> **What is asked**
Each line should be copied exactly.

(Stored records)
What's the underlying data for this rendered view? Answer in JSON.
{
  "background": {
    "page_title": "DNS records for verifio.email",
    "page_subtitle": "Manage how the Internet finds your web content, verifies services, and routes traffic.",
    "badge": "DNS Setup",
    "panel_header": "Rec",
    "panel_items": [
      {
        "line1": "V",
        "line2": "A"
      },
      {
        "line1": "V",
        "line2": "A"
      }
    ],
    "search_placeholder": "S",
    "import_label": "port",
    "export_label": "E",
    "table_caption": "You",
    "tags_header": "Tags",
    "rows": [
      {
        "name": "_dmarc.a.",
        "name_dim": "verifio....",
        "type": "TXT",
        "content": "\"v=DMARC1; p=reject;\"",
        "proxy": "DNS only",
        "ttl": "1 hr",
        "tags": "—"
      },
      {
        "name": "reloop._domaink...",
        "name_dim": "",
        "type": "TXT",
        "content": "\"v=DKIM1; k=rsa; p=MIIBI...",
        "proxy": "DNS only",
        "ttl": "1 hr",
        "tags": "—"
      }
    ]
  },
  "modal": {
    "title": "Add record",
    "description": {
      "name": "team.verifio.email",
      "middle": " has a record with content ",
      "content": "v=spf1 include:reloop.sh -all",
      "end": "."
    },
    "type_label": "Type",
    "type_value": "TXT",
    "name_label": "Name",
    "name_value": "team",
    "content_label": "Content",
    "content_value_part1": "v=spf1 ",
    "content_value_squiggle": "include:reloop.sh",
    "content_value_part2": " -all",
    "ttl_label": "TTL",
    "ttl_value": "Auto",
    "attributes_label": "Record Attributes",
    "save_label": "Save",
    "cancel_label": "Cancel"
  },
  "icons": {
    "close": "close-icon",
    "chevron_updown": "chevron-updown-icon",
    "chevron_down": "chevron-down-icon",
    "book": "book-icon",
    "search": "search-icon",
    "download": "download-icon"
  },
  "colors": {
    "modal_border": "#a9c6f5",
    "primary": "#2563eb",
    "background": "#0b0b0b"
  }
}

> **Finished task**
What's the underlying data for this rendered view? Answer in JSON.
{
  "background": {
    "page_title": "DNS records for verifio.email",
    "page_subtitle": "Manage how the Internet finds your web content, verifies services, and routes traffic.",
    "badge": "DNS Setup",
    "panel_header": "Rec",
    "panel_items": [
      {
        "line1": "V",
        "line2": "A"
      },
      {
        "line1": "V",
        "line2": "A"
      }
    ],
    "search_placeholder": "S",
    "import_label": "port",
    "export_label": "E",
    "table_caption": "You",
    "tags_header": "Tags",
    "rows": [
      {
        "name": "_dmarc.a.",
        "name_dim": "verifio....",
        "type": "TXT",
        "content": "\"v=DMARC1; p=reject;\"",
        "proxy": "DNS only",
        "ttl": "1 hr",
        "tags": "—"
      },
      {
        "name": "reloop._domaink...",
        "name_dim": "",
        "type": "TXT",
        "content": "\"v=DKIM1; k=rsa; p=MIIBI...",
        "proxy": "DNS only",
        "ttl": "1 hr",
        "tags": "—"
      }
    ]
  },
  "modal": {
    "title": "Add record",
    "description": {
      "name": "team.verifio.email",
      "middle": " has a record with content ",
      "content": "v=spf1 include:reloop.sh -all",
      "end": "."
    },
    "type_label": "Type",
    "type_value": "TXT",
    "name_label": "Name",
    "name_value": "team",
    "content_label": "Content",
    "content_value_part1": "v=spf1 ",
    "content_value_squiggle": "include:reloop.sh",
    "content_value_part2": " -all",
    "ttl_label": "TTL",
    "ttl_value": "Auto",
    "attributes_label": "Record Attributes",
    "save_label": "Save",
    "cancel_label": "Cancel"
  },
  "icons": {
    "close": "close-icon",
    "chevron_updown": "chevron-updown-icon",
    "chevron_down": "chevron-down-icon",
    "book": "book-icon",
    "search": "search-icon",
    "download": "download-icon"
  },
  "colors": {
    "modal_border": "#a9c6f5",
    "primary": "#2563eb",
    "background": "#0b0b0b"
  }
}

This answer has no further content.